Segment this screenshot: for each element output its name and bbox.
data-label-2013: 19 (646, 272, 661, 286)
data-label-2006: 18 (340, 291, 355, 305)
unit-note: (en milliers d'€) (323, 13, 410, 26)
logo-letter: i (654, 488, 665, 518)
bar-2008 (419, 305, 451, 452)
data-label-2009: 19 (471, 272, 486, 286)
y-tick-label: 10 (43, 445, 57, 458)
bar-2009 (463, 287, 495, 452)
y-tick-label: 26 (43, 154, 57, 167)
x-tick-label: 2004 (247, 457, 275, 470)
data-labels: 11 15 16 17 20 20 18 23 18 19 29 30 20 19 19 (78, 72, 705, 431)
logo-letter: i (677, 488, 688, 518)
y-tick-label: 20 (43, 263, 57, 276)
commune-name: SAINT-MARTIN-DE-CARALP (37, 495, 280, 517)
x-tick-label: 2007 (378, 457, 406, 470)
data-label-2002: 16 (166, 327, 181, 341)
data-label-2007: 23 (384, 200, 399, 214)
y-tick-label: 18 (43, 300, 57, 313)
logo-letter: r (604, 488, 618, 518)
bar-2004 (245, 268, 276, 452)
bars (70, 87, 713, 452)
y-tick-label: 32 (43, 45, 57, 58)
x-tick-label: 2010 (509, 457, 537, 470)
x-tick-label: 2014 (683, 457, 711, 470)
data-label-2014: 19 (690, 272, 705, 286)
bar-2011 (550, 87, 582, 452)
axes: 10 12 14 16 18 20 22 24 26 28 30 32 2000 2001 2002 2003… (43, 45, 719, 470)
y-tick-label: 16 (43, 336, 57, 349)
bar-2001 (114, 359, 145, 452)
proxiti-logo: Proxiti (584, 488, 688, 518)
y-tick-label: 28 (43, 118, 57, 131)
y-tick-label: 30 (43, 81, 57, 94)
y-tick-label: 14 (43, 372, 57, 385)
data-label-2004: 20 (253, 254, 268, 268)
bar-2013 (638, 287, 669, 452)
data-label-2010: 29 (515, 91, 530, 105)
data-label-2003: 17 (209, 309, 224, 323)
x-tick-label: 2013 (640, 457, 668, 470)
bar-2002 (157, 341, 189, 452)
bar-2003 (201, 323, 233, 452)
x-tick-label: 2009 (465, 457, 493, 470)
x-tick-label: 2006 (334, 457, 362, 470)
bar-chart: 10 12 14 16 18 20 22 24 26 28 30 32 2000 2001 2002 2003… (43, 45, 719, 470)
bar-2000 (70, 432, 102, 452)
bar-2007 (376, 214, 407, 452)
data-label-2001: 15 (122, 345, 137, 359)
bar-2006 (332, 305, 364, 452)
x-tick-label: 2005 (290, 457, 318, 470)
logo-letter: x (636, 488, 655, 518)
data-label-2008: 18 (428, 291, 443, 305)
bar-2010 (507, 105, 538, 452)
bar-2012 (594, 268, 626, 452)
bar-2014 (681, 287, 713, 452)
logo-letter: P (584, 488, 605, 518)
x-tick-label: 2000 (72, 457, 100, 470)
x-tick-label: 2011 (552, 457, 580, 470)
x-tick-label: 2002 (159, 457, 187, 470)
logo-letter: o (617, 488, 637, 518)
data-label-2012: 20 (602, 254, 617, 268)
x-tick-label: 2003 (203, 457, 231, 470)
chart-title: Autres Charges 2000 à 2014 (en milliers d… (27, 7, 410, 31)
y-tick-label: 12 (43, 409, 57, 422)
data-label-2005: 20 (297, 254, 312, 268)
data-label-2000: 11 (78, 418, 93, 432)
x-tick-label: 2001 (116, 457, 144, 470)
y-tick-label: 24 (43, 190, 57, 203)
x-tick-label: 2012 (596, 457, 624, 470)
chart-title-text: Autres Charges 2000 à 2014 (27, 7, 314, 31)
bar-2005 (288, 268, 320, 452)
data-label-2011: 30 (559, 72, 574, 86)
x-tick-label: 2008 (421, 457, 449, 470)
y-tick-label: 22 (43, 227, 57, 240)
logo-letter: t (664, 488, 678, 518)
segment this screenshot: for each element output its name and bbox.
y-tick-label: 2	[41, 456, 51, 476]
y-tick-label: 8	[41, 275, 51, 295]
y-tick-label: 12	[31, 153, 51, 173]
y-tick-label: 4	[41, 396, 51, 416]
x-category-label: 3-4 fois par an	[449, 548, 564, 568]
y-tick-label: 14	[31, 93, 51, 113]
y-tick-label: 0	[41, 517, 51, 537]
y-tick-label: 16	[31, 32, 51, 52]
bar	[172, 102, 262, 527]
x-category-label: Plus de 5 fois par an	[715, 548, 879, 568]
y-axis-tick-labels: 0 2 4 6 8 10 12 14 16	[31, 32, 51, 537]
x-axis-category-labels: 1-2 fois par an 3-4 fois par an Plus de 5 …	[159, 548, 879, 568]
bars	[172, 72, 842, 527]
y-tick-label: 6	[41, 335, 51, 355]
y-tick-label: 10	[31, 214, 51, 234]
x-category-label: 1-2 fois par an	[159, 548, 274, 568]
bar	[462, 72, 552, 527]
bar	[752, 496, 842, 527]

☆ ☆ ☆ ☆ ☆

**TASK GOAL:** Please copy every line of the entries above without changing anything.

**EXERCISE SOLUTION:**
Segment this screenshot: for each element output its name and bbox.
data-label-2013: 19 (646, 272, 661, 286)
data-label-2006: 18 (340, 291, 355, 305)
unit-note: (en milliers d'€) (323, 13, 410, 26)
logo-letter: i (654, 488, 665, 518)
bar-2008 (419, 305, 451, 452)
data-label-2009: 19 (471, 272, 486, 286)
y-tick-label: 10 (43, 445, 57, 458)
bar-2009 (463, 287, 495, 452)
y-tick-label: 26 (43, 154, 57, 167)
x-tick-label: 2004 (247, 457, 275, 470)
data-labels: 11 15 16 17 20 20 18 23 18 19 29 30 20 19 19 (78, 72, 705, 431)
logo-letter: i (677, 488, 688, 518)
y-tick-label: 20 (43, 263, 57, 276)
commune-name: SAINT-MARTIN-DE-CARALP (37, 495, 280, 517)
x-tick-label: 2007 (378, 457, 406, 470)
data-label-2002: 16 (166, 327, 181, 341)
data-label-2007: 23 (384, 200, 399, 214)
y-tick-label: 18 (43, 300, 57, 313)
logo-letter: r (604, 488, 618, 518)
bar-2004 (245, 268, 276, 452)
bars (70, 87, 713, 452)
y-tick-label: 32 (43, 45, 57, 58)
x-tick-label: 2010 (509, 457, 537, 470)
x-tick-label: 2014 (683, 457, 711, 470)
data-label-2014: 19 (690, 272, 705, 286)
bar-2011 (550, 87, 582, 452)
axes: 10 12 14 16 18 20 22 24 26 28 30 32 2000 2001 2002 2003… (43, 45, 719, 470)
y-tick-label: 16 (43, 336, 57, 349)
bar-2001 (114, 359, 145, 452)
proxiti-logo: Proxiti (584, 488, 688, 518)
y-tick-label: 28 (43, 118, 57, 131)
y-tick-label: 30 (43, 81, 57, 94)
y-tick-label: 14 (43, 372, 57, 385)
data-label-2004: 20 (253, 254, 268, 268)
bar-2013 (638, 287, 669, 452)
data-label-2010: 29 (515, 91, 530, 105)
data-label-2003: 17 (209, 309, 224, 323)
x-tick-label: 2013 (640, 457, 668, 470)
bar-2002 (157, 341, 189, 452)
bar-2003 (201, 323, 233, 452)
x-tick-label: 2009 (465, 457, 493, 470)
x-tick-label: 2006 (334, 457, 362, 470)
bar-chart: 10 12 14 16 18 20 22 24 26 28 30 32 2000 2001 2002 2003… (43, 45, 719, 470)
bar-2000 (70, 432, 102, 452)
bar-2007 (376, 214, 407, 452)
data-label-2001: 15 (122, 345, 137, 359)
bar-2006 (332, 305, 364, 452)
x-tick-label: 2005 (290, 457, 318, 470)
logo-letter: x (636, 488, 655, 518)
data-label-2008: 18 (428, 291, 443, 305)
bar-2010 (507, 105, 538, 452)
bar-2012 (594, 268, 626, 452)
bar-2014 (681, 287, 713, 452)
logo-letter: P (584, 488, 605, 518)
x-tick-label: 2000 (72, 457, 100, 470)
x-tick-label: 2011 (552, 457, 580, 470)
x-tick-label: 2002 (159, 457, 187, 470)
logo-letter: o (617, 488, 637, 518)
data-label-2012: 20 (602, 254, 617, 268)
x-tick-label: 2003 (203, 457, 231, 470)
chart-title: Autres Charges 2000 à 2014 (en milliers d… (27, 7, 410, 31)
y-tick-label: 12 (43, 409, 57, 422)
data-label-2005: 20 (297, 254, 312, 268)
data-label-2000: 11 (78, 418, 93, 432)
x-tick-label: 2001 (116, 457, 144, 470)
y-tick-label: 24 (43, 190, 57, 203)
x-tick-label: 2012 (596, 457, 624, 470)
chart-title-text: Autres Charges 2000 à 2014 (27, 7, 314, 31)
bar-2005 (288, 268, 320, 452)
data-label-2011: 30 (559, 72, 574, 86)
x-tick-label: 2008 (421, 457, 449, 470)
y-tick-label: 22 (43, 227, 57, 240)
logo-letter: t (664, 488, 678, 518)
segment this screenshot: for each element output its name and bbox.
y-tick-label: 2	[41, 456, 51, 476]
y-tick-label: 8	[41, 275, 51, 295]
y-tick-label: 12	[31, 153, 51, 173]
y-tick-label: 4	[41, 396, 51, 416]
x-category-label: 3-4 fois par an	[449, 548, 564, 568]
y-tick-label: 14	[31, 93, 51, 113]
y-tick-label: 0	[41, 517, 51, 537]
y-tick-label: 16	[31, 32, 51, 52]
bar	[172, 102, 262, 527]
x-category-label: Plus de 5 fois par an	[715, 548, 879, 568]
y-axis-tick-labels: 0 2 4 6 8 10 12 14 16	[31, 32, 51, 537]
x-axis-category-labels: 1-2 fois par an 3-4 fois par an Plus de 5 …	[159, 548, 879, 568]
bars	[172, 72, 842, 527]
y-tick-label: 6	[41, 335, 51, 355]
y-tick-label: 10	[31, 214, 51, 234]
x-category-label: 1-2 fois par an	[159, 548, 274, 568]
bar	[462, 72, 552, 527]
bar	[752, 496, 842, 527]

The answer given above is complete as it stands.